> [Task]:
Report the number of lines in these entries that contain "which". Write only the number.

> [Data lines]:
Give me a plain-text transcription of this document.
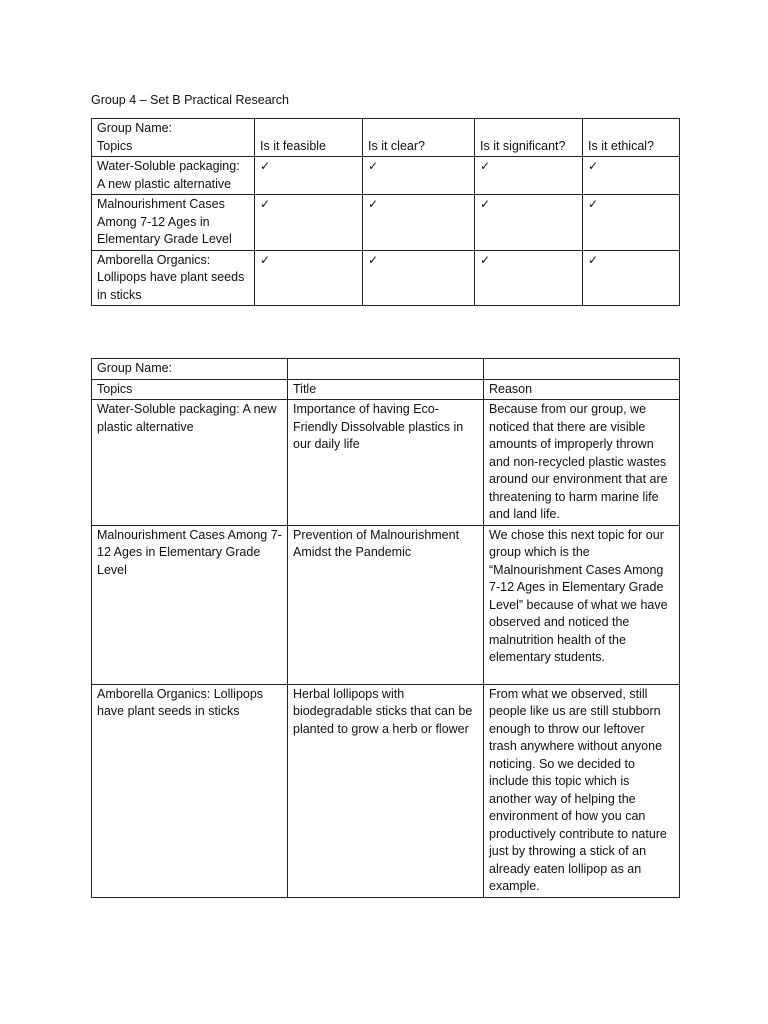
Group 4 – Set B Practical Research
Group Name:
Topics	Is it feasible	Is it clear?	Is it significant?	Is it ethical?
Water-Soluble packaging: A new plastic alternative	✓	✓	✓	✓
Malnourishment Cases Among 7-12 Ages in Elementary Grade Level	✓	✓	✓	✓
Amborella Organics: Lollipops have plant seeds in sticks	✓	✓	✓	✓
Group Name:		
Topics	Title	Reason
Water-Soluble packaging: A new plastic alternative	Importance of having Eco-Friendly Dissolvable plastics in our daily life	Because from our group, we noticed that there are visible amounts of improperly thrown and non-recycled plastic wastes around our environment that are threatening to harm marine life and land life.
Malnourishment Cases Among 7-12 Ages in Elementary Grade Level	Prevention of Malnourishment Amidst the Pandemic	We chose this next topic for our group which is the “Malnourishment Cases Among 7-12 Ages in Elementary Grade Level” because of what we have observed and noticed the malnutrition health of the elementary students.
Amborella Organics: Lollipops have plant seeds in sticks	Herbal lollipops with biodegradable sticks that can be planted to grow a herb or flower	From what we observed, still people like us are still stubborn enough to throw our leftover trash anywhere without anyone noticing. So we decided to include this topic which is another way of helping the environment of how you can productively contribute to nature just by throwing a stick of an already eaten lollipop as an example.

* * *

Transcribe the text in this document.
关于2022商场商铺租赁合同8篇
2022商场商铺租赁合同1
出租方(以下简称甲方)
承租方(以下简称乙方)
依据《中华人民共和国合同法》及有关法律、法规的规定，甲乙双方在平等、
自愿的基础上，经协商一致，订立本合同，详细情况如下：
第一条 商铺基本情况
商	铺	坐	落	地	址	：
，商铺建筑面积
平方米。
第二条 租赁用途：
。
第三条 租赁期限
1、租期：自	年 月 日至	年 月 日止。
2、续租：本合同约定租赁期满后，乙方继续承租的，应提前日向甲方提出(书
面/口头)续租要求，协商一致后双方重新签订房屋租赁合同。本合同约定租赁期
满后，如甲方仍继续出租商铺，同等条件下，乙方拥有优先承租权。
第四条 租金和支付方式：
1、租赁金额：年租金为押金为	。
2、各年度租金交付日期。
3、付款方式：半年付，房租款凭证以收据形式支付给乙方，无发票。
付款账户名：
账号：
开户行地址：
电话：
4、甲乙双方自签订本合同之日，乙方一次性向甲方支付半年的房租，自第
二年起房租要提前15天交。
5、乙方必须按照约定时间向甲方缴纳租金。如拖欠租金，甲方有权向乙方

* * *

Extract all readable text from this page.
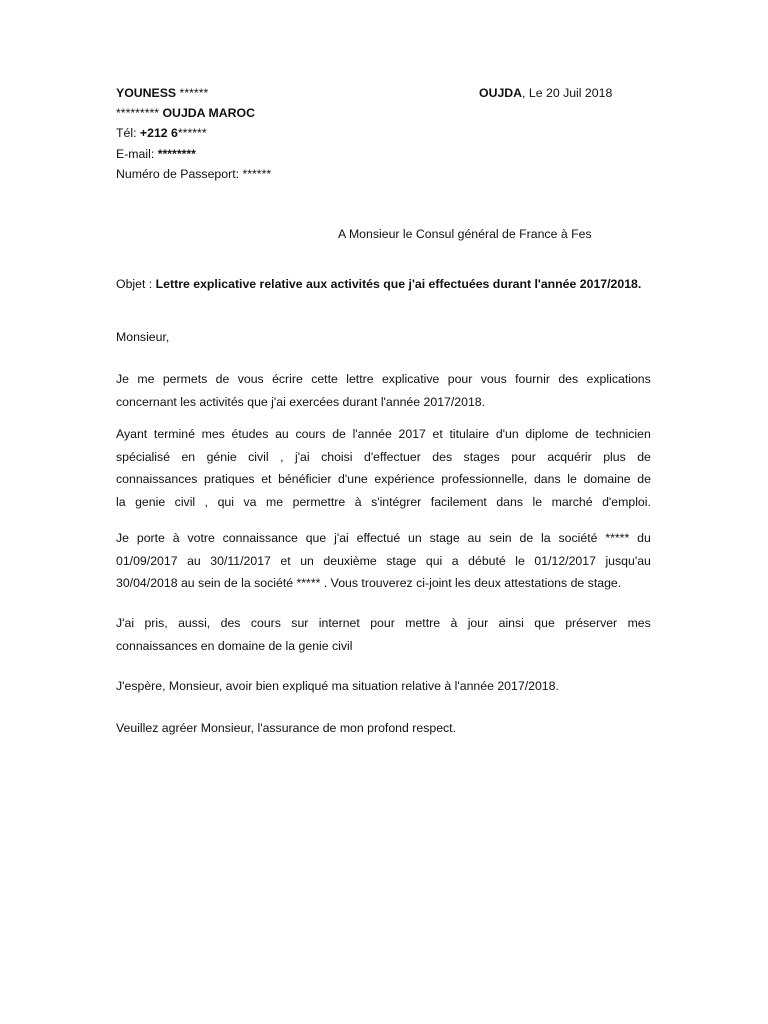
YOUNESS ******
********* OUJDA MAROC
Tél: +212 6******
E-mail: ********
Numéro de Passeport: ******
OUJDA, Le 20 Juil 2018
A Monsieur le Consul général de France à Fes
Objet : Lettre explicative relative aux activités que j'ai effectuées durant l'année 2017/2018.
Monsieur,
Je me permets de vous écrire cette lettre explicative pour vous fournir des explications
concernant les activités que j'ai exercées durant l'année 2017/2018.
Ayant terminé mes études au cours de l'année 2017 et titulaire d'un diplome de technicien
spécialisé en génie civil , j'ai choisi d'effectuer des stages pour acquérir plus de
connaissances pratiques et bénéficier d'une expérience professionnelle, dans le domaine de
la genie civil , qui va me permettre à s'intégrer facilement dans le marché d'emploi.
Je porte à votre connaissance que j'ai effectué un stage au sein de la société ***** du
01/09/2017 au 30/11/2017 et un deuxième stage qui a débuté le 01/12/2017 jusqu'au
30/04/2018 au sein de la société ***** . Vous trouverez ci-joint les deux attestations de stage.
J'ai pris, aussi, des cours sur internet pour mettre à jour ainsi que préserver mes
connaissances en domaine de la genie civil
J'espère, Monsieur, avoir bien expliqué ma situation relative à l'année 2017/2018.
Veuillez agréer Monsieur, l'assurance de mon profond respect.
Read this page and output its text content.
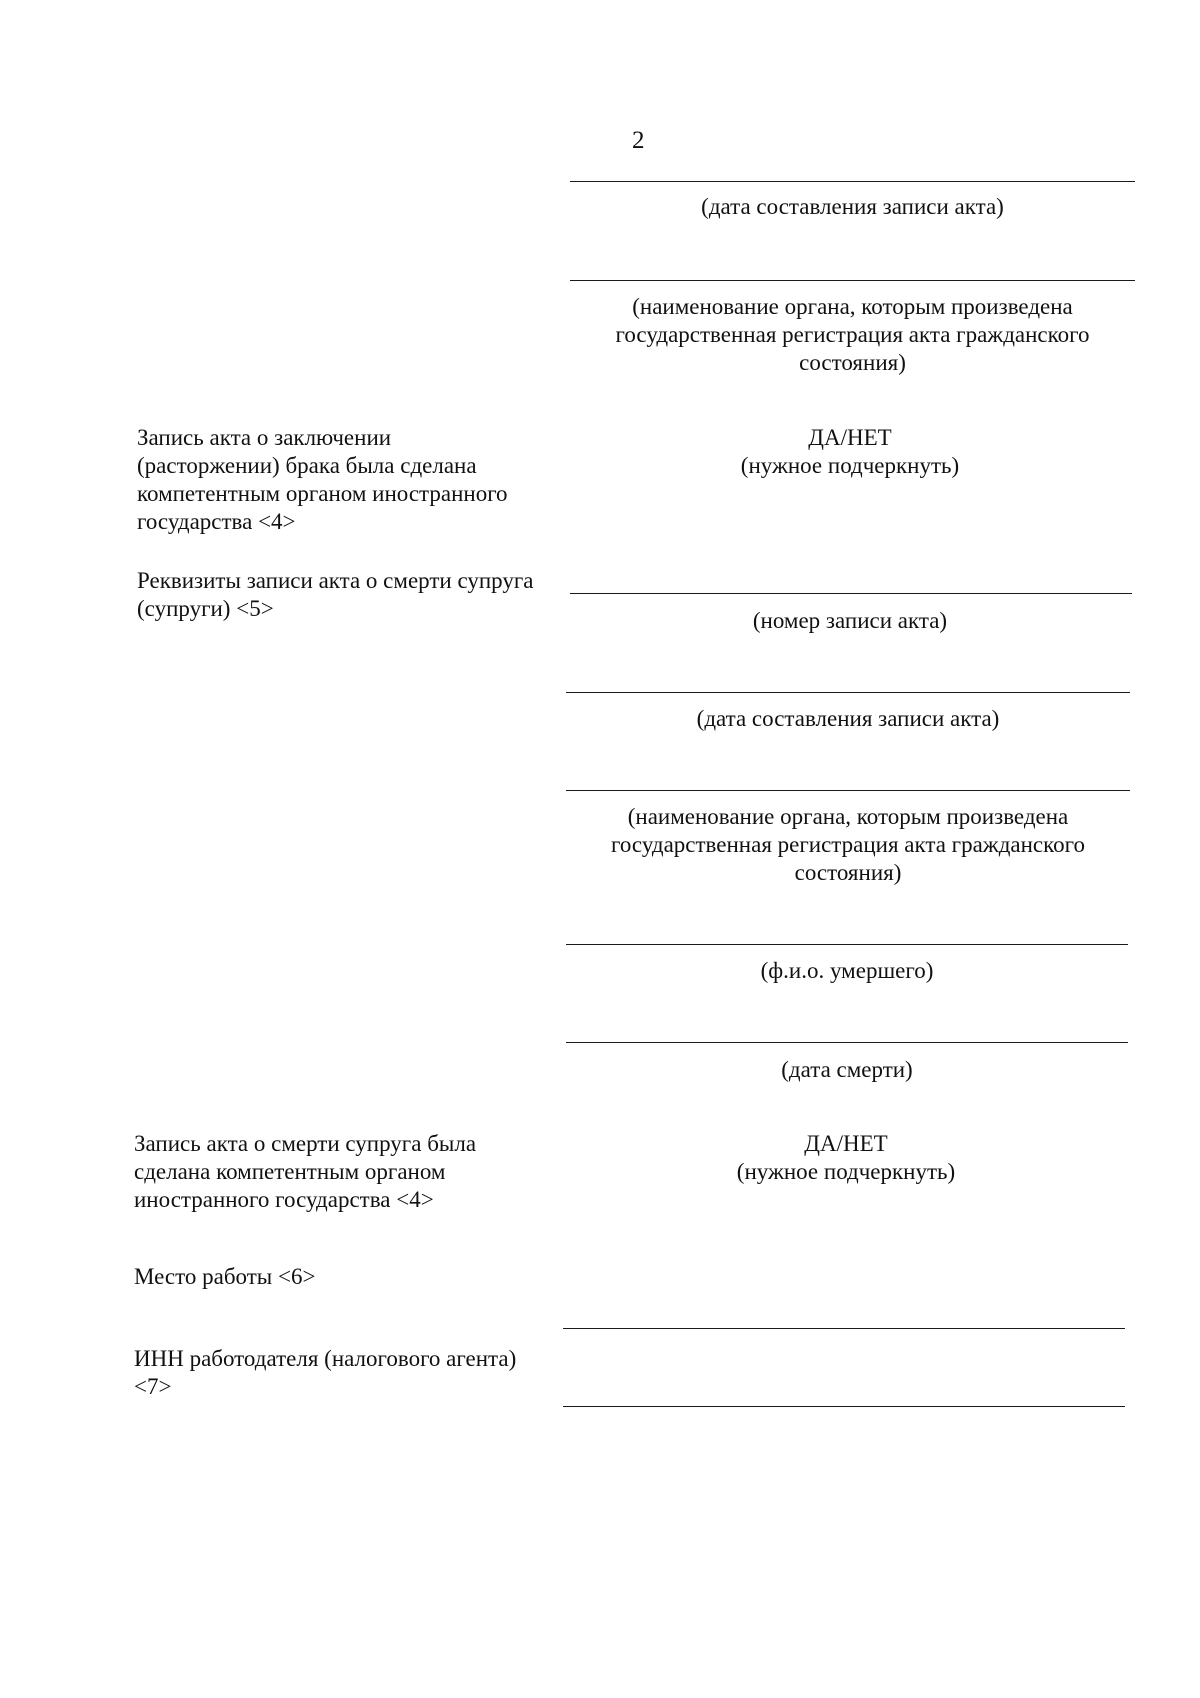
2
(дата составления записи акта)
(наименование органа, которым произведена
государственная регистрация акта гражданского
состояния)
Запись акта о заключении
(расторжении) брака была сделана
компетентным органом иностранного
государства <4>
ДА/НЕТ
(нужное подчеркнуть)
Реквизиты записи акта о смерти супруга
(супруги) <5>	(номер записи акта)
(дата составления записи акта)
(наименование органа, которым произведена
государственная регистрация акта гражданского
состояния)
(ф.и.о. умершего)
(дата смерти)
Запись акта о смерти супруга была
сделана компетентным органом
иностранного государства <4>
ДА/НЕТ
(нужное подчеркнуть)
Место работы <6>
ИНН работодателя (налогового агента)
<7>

> [Solution to the exercise]:
2